--- begin ---

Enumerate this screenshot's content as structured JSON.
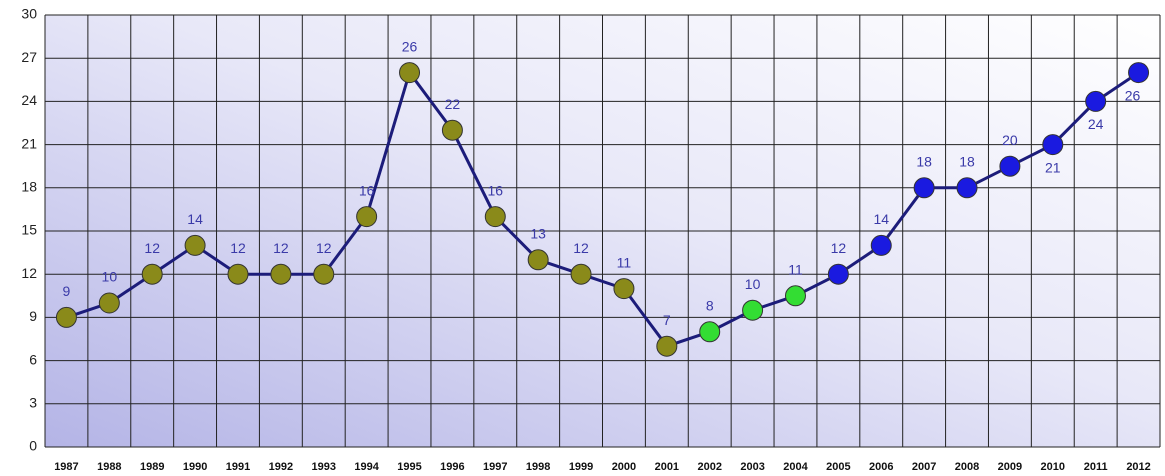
{
  "chart_data": {
    "type": "line",
    "categories": [
      "1987",
      "1988",
      "1989",
      "1990",
      "1991",
      "1992",
      "1993",
      "1994",
      "1995",
      "1996",
      "1997",
      "1998",
      "1999",
      "2000",
      "2001",
      "2002",
      "2003",
      "2004",
      "2005",
      "2006",
      "2007",
      "2008",
      "2009",
      "2010",
      "2011",
      "2012"
    ],
    "values": [
      9,
      10,
      12,
      14,
      12,
      12,
      12,
      16,
      26,
      22,
      16,
      13,
      12,
      11,
      7,
      8,
      9.5,
      10.5,
      12,
      14,
      18,
      18,
      19.5,
      21,
      24,
      26
    ],
    "value_labels": [
      "9",
      "10",
      "12",
      "14",
      "12",
      "12",
      "12",
      "16",
      "26",
      "22",
      "16",
      "13",
      "12",
      "11",
      "7",
      "8",
      "10",
      "11",
      "12",
      "14",
      "18",
      "18",
      "20",
      "21",
      "24",
      "26"
    ],
    "color": "#1c1c7a",
    "point_colors": [
      "#8a8a1a",
      "#8a8a1a",
      "#8a8a1a",
      "#8a8a1a",
      "#8a8a1a",
      "#8a8a1a",
      "#8a8a1a",
      "#8a8a1a",
      "#8a8a1a",
      "#8a8a1a",
      "#8a8a1a",
      "#8a8a1a",
      "#8a8a1a",
      "#8a8a1a",
      "#8a8a1a",
      "#33dd33",
      "#33dd33",
      "#33dd33",
      "#1a1ae0",
      "#1a1ae0",
      "#1a1ae0",
      "#1a1ae0",
      "#1a1ae0",
      "#1a1ae0",
      "#1a1ae0",
      "#1a1ae0"
    ],
    "ylim": [
      0,
      30
    ],
    "yticks": [
      0,
      3,
      6,
      9,
      12,
      15,
      18,
      21,
      24,
      27,
      30
    ],
    "grid": true
  }
}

--- end ---

> **WORK TO BE COMPLETED**
Leaving the pictures aside, transcribe the entire listing exactly.

> **FINAL RESULT**
Enumerate this screenshot's content as structured JSON.
{
  "chart_data": {
    "type": "line",
    "categories": [
      "1987",
      "1988",
      "1989",
      "1990",
      "1991",
      "1992",
      "1993",
      "1994",
      "1995",
      "1996",
      "1997",
      "1998",
      "1999",
      "2000",
      "2001",
      "2002",
      "2003",
      "2004",
      "2005",
      "2006",
      "2007",
      "2008",
      "2009",
      "2010",
      "2011",
      "2012"
    ],
    "values": [
      9,
      10,
      12,
      14,
      12,
      12,
      12,
      16,
      26,
      22,
      16,
      13,
      12,
      11,
      7,
      8,
      9.5,
      10.5,
      12,
      14,
      18,
      18,
      19.5,
      21,
      24,
      26
    ],
    "value_labels": [
      "9",
      "10",
      "12",
      "14",
      "12",
      "12",
      "12",
      "16",
      "26",
      "22",
      "16",
      "13",
      "12",
      "11",
      "7",
      "8",
      "10",
      "11",
      "12",
      "14",
      "18",
      "18",
      "20",
      "21",
      "24",
      "26"
    ],
    "color": "#1c1c7a",
    "point_colors": [
      "#8a8a1a",
      "#8a8a1a",
      "#8a8a1a",
      "#8a8a1a",
      "#8a8a1a",
      "#8a8a1a",
      "#8a8a1a",
      "#8a8a1a",
      "#8a8a1a",
      "#8a8a1a",
      "#8a8a1a",
      "#8a8a1a",
      "#8a8a1a",
      "#8a8a1a",
      "#8a8a1a",
      "#33dd33",
      "#33dd33",
      "#33dd33",
      "#1a1ae0",
      "#1a1ae0",
      "#1a1ae0",
      "#1a1ae0",
      "#1a1ae0",
      "#1a1ae0",
      "#1a1ae0",
      "#1a1ae0"
    ],
    "ylim": [
      0,
      30
    ],
    "yticks": [
      0,
      3,
      6,
      9,
      12,
      15,
      18,
      21,
      24,
      27,
      30
    ],
    "grid": true
  }
}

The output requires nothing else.